══ STORED ROWS

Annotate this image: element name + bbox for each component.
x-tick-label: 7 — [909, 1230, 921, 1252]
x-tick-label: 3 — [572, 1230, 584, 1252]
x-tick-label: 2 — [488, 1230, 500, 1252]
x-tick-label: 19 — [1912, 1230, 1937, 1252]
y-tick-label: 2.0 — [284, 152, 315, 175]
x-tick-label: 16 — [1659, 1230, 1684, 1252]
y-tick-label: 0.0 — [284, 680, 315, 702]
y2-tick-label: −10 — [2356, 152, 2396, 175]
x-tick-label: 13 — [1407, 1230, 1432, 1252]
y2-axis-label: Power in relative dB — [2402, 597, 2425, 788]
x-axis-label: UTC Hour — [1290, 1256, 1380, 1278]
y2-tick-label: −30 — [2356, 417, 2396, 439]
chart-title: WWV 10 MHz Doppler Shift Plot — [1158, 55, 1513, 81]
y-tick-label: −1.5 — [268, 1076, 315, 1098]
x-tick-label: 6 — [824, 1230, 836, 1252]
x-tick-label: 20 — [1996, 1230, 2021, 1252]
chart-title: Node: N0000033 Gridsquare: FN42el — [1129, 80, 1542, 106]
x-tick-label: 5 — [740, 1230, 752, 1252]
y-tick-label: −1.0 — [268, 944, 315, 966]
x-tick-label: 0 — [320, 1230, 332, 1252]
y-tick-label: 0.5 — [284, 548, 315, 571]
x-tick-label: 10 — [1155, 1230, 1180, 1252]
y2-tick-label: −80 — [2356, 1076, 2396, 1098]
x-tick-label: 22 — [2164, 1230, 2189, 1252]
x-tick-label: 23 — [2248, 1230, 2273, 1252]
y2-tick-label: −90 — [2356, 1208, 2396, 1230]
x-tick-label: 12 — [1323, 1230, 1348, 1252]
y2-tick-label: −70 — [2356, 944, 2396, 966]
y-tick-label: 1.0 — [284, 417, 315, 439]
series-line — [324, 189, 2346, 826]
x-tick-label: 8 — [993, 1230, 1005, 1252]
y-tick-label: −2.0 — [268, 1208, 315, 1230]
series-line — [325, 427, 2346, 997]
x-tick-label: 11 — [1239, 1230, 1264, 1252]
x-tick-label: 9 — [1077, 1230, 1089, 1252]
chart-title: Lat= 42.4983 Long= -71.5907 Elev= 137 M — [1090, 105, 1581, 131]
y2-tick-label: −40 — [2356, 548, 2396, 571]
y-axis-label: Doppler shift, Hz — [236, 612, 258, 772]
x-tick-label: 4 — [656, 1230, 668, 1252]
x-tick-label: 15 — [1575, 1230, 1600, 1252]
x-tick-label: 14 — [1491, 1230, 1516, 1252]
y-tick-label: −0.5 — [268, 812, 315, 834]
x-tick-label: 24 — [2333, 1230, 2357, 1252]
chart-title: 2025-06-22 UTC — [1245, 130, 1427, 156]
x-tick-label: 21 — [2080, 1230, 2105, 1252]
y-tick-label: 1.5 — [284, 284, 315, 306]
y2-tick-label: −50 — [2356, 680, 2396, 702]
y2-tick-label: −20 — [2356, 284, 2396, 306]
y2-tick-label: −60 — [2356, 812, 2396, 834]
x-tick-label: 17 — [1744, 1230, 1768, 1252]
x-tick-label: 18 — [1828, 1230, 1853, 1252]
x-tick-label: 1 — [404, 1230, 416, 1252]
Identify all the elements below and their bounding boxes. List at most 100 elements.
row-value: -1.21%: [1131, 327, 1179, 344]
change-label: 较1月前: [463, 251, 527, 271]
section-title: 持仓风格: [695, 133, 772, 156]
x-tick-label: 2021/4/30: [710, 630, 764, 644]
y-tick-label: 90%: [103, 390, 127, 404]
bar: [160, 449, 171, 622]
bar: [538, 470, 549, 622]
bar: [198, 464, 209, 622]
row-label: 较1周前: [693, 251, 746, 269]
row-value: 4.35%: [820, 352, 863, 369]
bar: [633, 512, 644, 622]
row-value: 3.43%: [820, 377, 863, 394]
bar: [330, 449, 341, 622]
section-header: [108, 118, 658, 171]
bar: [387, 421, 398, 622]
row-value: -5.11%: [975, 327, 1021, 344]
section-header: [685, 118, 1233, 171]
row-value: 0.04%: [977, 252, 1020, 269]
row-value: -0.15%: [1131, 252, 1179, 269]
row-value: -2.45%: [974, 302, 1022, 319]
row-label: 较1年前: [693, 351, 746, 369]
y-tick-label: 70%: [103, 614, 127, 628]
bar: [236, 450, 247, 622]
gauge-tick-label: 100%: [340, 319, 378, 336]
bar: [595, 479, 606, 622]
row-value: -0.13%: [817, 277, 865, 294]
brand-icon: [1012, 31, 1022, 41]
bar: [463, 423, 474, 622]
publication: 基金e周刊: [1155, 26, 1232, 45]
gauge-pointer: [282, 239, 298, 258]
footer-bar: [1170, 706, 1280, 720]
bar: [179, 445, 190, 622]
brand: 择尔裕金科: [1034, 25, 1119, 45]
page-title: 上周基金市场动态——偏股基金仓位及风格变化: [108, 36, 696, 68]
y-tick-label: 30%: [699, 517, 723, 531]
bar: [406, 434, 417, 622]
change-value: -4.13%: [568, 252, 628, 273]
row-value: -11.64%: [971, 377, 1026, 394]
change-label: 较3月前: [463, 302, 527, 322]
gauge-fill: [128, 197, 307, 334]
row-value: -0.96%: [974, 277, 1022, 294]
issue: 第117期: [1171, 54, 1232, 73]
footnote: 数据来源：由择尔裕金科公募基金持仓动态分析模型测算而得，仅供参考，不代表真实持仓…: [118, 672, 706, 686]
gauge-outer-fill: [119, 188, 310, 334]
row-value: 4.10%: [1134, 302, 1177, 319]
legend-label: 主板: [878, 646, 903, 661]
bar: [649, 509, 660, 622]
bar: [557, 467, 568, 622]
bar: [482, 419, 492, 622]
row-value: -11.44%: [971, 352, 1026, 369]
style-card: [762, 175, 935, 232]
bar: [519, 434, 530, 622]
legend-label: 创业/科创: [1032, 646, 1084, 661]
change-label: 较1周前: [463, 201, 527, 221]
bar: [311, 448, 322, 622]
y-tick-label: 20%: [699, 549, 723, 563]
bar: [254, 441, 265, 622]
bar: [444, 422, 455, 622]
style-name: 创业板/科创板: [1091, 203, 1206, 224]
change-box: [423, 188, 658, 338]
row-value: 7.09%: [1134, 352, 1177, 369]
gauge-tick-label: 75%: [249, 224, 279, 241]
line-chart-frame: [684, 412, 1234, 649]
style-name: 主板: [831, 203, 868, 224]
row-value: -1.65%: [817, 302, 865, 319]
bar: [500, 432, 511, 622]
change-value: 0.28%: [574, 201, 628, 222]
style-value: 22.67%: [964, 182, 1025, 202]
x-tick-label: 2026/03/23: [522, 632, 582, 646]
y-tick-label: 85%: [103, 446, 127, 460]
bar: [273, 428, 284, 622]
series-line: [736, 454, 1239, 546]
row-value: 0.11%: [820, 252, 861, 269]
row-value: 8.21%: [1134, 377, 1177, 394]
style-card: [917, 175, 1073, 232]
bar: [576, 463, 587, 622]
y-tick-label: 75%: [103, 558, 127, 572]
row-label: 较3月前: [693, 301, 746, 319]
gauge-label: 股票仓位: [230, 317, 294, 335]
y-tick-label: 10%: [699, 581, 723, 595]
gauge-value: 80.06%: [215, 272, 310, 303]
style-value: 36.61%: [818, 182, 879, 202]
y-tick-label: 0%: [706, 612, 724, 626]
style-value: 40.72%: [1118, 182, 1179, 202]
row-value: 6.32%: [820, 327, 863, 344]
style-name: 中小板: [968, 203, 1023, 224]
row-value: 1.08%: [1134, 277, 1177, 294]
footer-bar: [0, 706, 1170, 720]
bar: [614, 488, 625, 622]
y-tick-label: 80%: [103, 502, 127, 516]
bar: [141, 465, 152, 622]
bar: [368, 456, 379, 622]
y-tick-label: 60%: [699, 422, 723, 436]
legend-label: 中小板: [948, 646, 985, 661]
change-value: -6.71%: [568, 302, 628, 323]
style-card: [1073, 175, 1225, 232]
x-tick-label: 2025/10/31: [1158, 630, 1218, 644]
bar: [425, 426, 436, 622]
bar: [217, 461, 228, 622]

════

- [SHORT EXERCISE] Please update the listing from its first line through the line containing "x-tick-label: 15 — [1575, 1230, 1600, 1252]", swapping every "series-line" for "data-line". Return only those lines, with nothing else changed.

- [EXERCISE OUTPUT]
Annotate this image: element name + bbox for each component.
x-tick-label: 7 — [909, 1230, 921, 1252]
x-tick-label: 3 — [572, 1230, 584, 1252]
x-tick-label: 2 — [488, 1230, 500, 1252]
x-tick-label: 19 — [1912, 1230, 1937, 1252]
y-tick-label: 2.0 — [284, 152, 315, 175]
x-tick-label: 16 — [1659, 1230, 1684, 1252]
y-tick-label: 0.0 — [284, 680, 315, 702]
y2-tick-label: −10 — [2356, 152, 2396, 175]
x-tick-label: 13 — [1407, 1230, 1432, 1252]
y2-axis-label: Power in relative dB — [2402, 597, 2425, 788]
x-axis-label: UTC Hour — [1290, 1256, 1380, 1278]
y2-tick-label: −30 — [2356, 417, 2396, 439]
chart-title: WWV 10 MHz Doppler Shift Plot — [1158, 55, 1513, 81]
y-tick-label: −1.5 — [268, 1076, 315, 1098]
x-tick-label: 6 — [824, 1230, 836, 1252]
x-tick-label: 20 — [1996, 1230, 2021, 1252]
chart-title: Node: N0000033 Gridsquare: FN42el — [1129, 80, 1542, 106]
x-tick-label: 5 — [740, 1230, 752, 1252]
y-tick-label: −1.0 — [268, 944, 315, 966]
x-tick-label: 0 — [320, 1230, 332, 1252]
y-tick-label: 0.5 — [284, 548, 315, 571]
x-tick-label: 10 — [1155, 1230, 1180, 1252]
y2-tick-label: −80 — [2356, 1076, 2396, 1098]
x-tick-label: 22 — [2164, 1230, 2189, 1252]
x-tick-label: 23 — [2248, 1230, 2273, 1252]
y2-tick-label: −90 — [2356, 1208, 2396, 1230]
x-tick-label: 12 — [1323, 1230, 1348, 1252]
y2-tick-label: −70 — [2356, 944, 2396, 966]
y-tick-label: 1.0 — [284, 417, 315, 439]
data-line — [324, 189, 2346, 826]
x-tick-label: 8 — [993, 1230, 1005, 1252]
y-tick-label: −2.0 — [268, 1208, 315, 1230]
data-line — [325, 427, 2346, 997]
x-tick-label: 11 — [1239, 1230, 1264, 1252]
x-tick-label: 9 — [1077, 1230, 1089, 1252]
chart-title: Lat= 42.4983 Long= -71.5907 Elev= 137 M — [1090, 105, 1581, 131]
y2-tick-label: −40 — [2356, 548, 2396, 571]
y-axis-label: Doppler shift, Hz — [236, 612, 258, 772]
x-tick-label: 4 — [656, 1230, 668, 1252]
x-tick-label: 15 — [1575, 1230, 1600, 1252]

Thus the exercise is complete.